EXERCISE AIM: Only the lines holding the string "Record" are needed. Copy each one.

EXCERPTED DATA:
****************
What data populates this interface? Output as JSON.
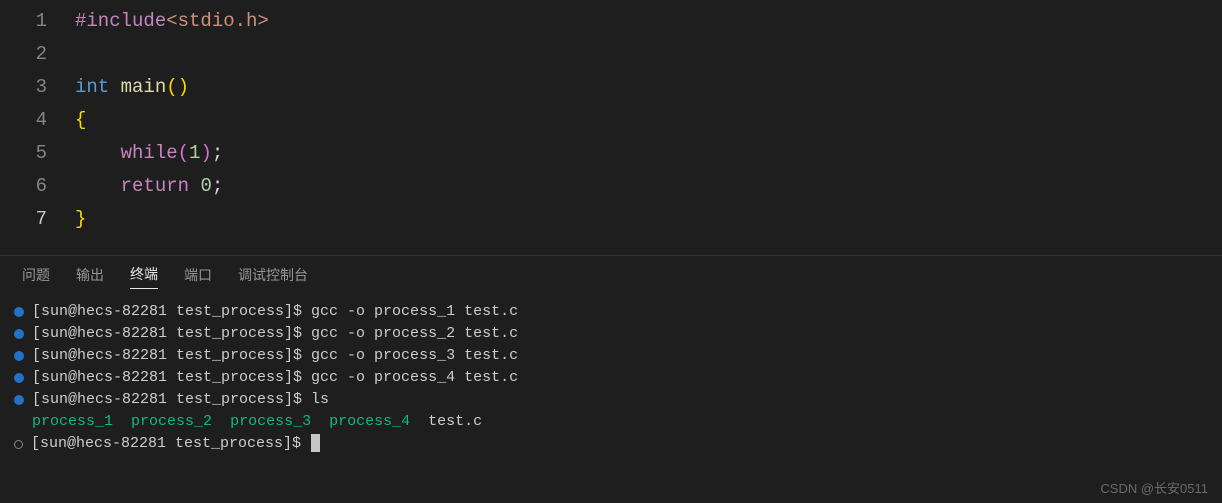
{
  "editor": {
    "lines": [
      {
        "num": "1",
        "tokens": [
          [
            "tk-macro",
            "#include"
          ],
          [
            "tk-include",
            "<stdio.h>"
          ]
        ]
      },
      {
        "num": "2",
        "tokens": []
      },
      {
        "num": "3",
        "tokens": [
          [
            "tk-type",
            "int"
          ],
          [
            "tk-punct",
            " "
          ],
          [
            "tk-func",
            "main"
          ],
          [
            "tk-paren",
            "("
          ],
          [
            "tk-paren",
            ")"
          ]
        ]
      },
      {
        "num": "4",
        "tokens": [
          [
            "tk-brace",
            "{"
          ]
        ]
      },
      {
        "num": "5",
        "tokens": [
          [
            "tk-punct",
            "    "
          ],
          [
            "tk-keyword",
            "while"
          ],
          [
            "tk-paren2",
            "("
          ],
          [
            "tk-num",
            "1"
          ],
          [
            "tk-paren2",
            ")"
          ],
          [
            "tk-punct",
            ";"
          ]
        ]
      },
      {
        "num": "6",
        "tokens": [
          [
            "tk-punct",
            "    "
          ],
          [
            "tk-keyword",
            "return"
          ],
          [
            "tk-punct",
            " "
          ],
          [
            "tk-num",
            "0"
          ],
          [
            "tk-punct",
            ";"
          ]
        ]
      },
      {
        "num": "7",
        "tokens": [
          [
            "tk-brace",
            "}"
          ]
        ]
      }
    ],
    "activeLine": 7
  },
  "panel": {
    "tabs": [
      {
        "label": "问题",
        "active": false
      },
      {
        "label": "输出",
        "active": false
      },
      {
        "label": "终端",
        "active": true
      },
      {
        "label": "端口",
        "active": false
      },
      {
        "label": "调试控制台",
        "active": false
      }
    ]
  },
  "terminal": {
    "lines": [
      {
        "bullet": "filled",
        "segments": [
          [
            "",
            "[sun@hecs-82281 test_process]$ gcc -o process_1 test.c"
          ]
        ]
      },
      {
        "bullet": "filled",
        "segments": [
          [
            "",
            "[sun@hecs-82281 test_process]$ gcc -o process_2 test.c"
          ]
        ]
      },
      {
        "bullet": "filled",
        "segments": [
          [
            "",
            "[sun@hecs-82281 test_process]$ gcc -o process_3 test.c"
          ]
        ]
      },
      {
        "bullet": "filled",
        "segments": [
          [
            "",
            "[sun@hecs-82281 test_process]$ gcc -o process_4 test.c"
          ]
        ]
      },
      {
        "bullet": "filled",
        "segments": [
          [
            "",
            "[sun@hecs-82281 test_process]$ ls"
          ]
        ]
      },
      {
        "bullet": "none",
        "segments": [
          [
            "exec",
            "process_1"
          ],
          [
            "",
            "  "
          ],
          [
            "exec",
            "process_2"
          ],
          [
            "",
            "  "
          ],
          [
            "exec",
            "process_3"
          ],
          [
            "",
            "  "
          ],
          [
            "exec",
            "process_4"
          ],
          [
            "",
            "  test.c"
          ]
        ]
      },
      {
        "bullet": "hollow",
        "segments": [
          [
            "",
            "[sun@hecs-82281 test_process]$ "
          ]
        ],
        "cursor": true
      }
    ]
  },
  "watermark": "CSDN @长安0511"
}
****************
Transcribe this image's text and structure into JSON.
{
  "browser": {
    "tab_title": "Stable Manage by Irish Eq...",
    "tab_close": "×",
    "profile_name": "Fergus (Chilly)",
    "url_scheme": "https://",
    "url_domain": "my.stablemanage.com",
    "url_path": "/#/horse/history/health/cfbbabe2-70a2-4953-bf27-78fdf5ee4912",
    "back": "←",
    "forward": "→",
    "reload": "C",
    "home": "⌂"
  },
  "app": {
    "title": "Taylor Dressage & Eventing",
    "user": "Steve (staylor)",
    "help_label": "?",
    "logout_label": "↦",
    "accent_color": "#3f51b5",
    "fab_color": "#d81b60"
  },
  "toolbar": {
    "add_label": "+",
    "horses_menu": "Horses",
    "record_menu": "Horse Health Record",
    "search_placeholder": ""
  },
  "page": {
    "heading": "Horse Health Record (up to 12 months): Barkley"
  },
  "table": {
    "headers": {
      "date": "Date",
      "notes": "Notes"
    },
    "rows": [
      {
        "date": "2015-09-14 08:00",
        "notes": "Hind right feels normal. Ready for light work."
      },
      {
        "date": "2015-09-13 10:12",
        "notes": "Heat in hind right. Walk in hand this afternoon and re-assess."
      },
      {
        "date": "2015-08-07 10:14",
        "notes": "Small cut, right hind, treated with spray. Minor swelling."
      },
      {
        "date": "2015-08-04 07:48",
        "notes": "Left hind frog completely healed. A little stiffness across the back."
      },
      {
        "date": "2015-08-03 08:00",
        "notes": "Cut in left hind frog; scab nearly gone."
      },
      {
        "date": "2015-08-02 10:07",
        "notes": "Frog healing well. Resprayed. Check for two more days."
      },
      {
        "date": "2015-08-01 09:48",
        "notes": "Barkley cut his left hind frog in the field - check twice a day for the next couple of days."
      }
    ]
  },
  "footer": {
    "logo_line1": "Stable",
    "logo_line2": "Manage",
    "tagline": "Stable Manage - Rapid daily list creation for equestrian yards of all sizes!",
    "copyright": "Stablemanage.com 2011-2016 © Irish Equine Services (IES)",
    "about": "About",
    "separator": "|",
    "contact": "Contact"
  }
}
****************
ANSWER BELOW:
    "record_menu": "Horse Health Record",
    "heading": "Horse Health Record (up to 12 months): Barkley"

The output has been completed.